Where a line of the listing below includes the word "JSON", reproduce that line.

§ Dataset records:
** Begin **
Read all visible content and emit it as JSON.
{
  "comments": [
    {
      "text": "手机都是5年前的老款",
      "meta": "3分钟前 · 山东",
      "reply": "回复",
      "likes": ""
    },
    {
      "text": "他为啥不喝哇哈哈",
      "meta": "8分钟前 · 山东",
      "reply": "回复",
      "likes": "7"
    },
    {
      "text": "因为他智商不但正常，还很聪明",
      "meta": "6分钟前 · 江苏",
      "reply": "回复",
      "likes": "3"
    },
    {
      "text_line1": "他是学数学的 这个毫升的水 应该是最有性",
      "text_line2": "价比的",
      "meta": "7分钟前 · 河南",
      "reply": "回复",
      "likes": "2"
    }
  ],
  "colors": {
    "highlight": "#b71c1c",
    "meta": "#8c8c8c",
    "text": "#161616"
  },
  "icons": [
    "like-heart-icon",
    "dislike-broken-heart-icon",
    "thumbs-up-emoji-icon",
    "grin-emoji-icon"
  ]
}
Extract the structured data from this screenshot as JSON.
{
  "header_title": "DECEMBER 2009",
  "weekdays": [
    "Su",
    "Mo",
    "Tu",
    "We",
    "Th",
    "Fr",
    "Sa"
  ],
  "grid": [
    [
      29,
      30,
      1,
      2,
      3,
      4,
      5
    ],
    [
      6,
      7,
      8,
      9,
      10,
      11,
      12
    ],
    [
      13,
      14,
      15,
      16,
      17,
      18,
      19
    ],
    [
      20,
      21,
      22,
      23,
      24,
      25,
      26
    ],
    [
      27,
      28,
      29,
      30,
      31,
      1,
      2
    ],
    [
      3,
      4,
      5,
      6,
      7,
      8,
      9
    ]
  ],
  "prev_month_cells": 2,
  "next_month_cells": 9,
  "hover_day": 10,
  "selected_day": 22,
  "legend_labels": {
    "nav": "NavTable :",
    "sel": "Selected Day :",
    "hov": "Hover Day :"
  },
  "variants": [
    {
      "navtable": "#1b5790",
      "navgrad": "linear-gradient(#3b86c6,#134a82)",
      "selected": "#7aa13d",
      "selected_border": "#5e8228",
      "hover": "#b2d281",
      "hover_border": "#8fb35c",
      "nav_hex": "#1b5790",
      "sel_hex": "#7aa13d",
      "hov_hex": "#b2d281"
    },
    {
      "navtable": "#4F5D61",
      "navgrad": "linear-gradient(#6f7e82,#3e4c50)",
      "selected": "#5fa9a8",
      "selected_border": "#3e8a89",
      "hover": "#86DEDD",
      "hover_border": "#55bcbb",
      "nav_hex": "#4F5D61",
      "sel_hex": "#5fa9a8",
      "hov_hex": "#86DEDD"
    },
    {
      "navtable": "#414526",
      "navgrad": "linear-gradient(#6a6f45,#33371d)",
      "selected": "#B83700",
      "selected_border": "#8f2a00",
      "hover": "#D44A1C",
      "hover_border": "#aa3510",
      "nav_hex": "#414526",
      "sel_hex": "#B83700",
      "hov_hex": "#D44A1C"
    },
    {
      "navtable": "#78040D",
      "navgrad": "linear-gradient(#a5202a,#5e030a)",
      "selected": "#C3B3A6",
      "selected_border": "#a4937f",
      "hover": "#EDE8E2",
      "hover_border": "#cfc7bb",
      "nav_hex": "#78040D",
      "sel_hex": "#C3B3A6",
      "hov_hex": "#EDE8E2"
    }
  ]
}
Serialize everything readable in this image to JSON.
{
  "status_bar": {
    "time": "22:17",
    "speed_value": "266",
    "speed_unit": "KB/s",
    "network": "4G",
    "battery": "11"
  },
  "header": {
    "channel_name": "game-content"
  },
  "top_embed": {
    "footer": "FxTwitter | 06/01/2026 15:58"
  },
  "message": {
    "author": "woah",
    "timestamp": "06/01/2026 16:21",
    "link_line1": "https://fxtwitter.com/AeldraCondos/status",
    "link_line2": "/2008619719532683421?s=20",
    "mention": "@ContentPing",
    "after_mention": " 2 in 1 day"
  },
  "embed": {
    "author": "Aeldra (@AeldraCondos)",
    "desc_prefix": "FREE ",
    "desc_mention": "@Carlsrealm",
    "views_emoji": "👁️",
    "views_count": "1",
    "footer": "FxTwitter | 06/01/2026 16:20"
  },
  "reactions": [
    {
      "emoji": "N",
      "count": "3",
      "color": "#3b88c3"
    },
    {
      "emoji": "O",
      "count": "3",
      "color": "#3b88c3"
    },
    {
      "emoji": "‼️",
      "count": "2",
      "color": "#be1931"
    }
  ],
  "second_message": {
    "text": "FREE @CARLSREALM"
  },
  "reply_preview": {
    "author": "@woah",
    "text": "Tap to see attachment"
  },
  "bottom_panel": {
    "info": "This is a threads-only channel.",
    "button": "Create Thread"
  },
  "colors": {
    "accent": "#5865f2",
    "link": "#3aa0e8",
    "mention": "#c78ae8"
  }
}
** End **
§ Complete response:
Read all visible content and emit it as JSON.
Extract the structured data from this screenshot as JSON.
Serialize everything readable in this image to JSON.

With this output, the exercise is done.